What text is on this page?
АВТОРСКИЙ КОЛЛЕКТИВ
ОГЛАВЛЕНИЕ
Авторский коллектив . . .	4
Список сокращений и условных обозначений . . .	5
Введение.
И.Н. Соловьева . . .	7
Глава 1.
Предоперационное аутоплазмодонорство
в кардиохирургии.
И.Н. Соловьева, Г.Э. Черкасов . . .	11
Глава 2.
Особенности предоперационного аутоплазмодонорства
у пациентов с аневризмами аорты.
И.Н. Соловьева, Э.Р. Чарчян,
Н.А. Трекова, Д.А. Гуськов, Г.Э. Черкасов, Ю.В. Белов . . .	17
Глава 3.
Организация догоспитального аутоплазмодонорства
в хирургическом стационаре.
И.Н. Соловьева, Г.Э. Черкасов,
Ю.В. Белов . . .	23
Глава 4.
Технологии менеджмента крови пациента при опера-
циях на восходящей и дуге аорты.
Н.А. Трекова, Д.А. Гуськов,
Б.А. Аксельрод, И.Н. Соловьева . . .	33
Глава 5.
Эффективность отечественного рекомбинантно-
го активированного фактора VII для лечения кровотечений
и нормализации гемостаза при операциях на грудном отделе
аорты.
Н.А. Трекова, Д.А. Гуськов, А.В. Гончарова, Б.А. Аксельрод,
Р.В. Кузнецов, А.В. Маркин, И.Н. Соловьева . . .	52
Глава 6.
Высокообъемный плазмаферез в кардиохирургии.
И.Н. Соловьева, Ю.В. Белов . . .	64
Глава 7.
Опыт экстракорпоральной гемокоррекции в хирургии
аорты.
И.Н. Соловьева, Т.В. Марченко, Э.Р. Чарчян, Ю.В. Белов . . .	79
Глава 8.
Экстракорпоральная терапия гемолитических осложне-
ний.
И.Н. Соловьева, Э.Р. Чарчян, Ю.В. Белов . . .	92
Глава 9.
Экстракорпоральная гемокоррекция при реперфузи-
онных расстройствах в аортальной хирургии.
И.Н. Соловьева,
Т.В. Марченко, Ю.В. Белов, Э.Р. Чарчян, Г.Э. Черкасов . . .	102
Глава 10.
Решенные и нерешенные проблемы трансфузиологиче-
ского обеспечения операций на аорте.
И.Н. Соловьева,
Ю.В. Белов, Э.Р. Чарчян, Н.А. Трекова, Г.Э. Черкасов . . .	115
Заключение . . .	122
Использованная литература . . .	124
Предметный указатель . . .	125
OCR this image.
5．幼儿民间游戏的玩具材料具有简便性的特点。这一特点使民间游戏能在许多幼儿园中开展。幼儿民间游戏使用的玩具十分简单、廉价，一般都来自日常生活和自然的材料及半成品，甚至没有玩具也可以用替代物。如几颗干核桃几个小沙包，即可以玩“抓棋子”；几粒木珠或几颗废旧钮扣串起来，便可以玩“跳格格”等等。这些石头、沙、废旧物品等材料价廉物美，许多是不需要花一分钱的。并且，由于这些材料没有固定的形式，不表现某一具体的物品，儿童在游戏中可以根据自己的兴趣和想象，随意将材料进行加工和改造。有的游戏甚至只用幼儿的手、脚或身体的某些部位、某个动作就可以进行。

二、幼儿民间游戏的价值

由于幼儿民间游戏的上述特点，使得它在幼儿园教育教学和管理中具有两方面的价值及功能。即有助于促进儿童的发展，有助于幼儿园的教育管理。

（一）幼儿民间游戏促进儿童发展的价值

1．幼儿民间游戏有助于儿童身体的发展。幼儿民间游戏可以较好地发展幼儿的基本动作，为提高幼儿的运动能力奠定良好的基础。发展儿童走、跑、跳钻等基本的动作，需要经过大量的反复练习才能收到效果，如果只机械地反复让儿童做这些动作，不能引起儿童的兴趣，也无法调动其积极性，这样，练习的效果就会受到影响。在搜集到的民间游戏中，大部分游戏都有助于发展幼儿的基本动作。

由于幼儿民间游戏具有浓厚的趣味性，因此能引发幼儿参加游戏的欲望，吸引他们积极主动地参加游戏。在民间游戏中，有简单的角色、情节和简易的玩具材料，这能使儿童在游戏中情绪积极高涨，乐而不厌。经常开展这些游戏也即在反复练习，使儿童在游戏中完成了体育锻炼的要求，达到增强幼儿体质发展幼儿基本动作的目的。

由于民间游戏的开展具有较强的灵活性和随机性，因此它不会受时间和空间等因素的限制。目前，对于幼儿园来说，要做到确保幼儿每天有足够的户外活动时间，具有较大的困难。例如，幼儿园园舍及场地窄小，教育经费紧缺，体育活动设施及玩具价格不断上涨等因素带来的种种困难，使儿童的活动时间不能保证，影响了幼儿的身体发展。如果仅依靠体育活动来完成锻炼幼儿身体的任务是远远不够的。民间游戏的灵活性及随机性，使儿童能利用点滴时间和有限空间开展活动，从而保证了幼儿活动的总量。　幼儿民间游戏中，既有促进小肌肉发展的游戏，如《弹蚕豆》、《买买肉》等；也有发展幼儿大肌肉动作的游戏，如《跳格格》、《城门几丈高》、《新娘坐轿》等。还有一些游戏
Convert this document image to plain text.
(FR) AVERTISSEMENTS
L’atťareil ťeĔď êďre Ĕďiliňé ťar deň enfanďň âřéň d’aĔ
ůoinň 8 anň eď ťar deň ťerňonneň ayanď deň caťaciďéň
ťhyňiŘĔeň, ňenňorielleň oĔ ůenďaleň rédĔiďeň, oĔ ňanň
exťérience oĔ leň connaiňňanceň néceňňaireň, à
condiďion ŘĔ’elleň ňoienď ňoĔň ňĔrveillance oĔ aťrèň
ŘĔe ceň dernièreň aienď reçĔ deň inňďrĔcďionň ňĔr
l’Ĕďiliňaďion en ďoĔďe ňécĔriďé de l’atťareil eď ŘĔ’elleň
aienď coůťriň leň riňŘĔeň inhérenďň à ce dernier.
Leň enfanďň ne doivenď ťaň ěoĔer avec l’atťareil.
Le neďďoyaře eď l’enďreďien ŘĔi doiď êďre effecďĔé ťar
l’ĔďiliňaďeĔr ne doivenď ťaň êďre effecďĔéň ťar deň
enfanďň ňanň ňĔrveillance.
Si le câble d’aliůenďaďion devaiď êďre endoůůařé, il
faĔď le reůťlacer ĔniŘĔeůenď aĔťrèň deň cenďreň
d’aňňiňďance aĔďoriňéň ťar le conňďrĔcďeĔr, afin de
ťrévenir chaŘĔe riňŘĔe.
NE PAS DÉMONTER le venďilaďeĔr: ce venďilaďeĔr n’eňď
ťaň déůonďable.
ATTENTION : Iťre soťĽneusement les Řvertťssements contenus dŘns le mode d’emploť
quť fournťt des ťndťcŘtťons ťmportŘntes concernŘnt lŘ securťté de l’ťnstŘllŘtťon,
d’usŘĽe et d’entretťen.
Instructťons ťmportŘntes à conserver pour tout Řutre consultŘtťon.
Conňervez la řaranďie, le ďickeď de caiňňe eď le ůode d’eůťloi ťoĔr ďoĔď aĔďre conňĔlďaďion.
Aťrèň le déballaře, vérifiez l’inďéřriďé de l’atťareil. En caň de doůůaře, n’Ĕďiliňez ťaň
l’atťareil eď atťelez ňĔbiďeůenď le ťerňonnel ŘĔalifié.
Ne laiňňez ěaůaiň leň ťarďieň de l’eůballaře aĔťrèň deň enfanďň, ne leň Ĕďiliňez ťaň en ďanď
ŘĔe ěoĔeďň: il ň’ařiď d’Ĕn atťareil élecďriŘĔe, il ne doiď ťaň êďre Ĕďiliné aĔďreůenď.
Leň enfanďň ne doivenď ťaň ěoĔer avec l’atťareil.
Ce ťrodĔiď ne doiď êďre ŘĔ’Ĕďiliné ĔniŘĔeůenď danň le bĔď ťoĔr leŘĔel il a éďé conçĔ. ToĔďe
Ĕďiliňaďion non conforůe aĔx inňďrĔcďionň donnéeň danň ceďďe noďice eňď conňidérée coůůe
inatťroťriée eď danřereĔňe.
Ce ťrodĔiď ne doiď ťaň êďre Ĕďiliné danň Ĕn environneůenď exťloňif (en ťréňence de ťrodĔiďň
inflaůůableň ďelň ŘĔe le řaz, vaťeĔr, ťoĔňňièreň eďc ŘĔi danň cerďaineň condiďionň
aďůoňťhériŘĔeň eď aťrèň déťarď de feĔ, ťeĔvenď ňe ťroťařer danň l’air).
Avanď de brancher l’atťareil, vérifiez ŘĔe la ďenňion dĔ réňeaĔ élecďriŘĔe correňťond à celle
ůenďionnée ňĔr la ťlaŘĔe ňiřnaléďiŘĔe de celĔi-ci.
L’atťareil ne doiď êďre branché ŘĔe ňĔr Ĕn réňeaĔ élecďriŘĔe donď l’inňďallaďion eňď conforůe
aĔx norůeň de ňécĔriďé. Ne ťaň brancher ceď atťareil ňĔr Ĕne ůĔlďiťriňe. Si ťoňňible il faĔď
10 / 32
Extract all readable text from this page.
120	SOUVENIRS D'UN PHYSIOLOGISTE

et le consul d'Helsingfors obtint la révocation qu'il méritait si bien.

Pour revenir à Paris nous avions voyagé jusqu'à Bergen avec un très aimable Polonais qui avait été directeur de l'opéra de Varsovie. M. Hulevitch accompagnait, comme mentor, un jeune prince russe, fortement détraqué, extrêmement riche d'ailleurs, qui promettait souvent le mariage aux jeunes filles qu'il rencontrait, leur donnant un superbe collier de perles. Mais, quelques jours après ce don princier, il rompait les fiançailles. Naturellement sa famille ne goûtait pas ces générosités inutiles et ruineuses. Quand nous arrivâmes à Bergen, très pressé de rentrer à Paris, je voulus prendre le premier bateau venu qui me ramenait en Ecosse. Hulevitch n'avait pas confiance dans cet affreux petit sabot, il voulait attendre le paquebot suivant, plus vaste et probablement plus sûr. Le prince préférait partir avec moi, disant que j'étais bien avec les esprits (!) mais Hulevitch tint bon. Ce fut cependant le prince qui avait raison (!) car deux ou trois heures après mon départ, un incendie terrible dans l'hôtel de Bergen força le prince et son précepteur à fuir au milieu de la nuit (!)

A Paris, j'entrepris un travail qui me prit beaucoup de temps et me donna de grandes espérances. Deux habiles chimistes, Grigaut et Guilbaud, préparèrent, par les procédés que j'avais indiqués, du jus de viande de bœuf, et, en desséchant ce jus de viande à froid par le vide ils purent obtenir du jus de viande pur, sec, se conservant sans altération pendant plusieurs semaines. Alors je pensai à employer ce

——————

All lines that include "ťrodĔiď" are to be gathered and copied.

Ce ťrodĔiď ne doiď êďre ŘĔ’Ĕďiliné ĔniŘĔeůenď danň le bĔď ťoĔr leŘĔel il a éďé conçĔ. ToĔďe
Ce ťrodĔiď ne doiď ťaň êďre Ĕďiliné danň Ĕn environneůenď exťloňif (en ťréňence de ťrodĔiďň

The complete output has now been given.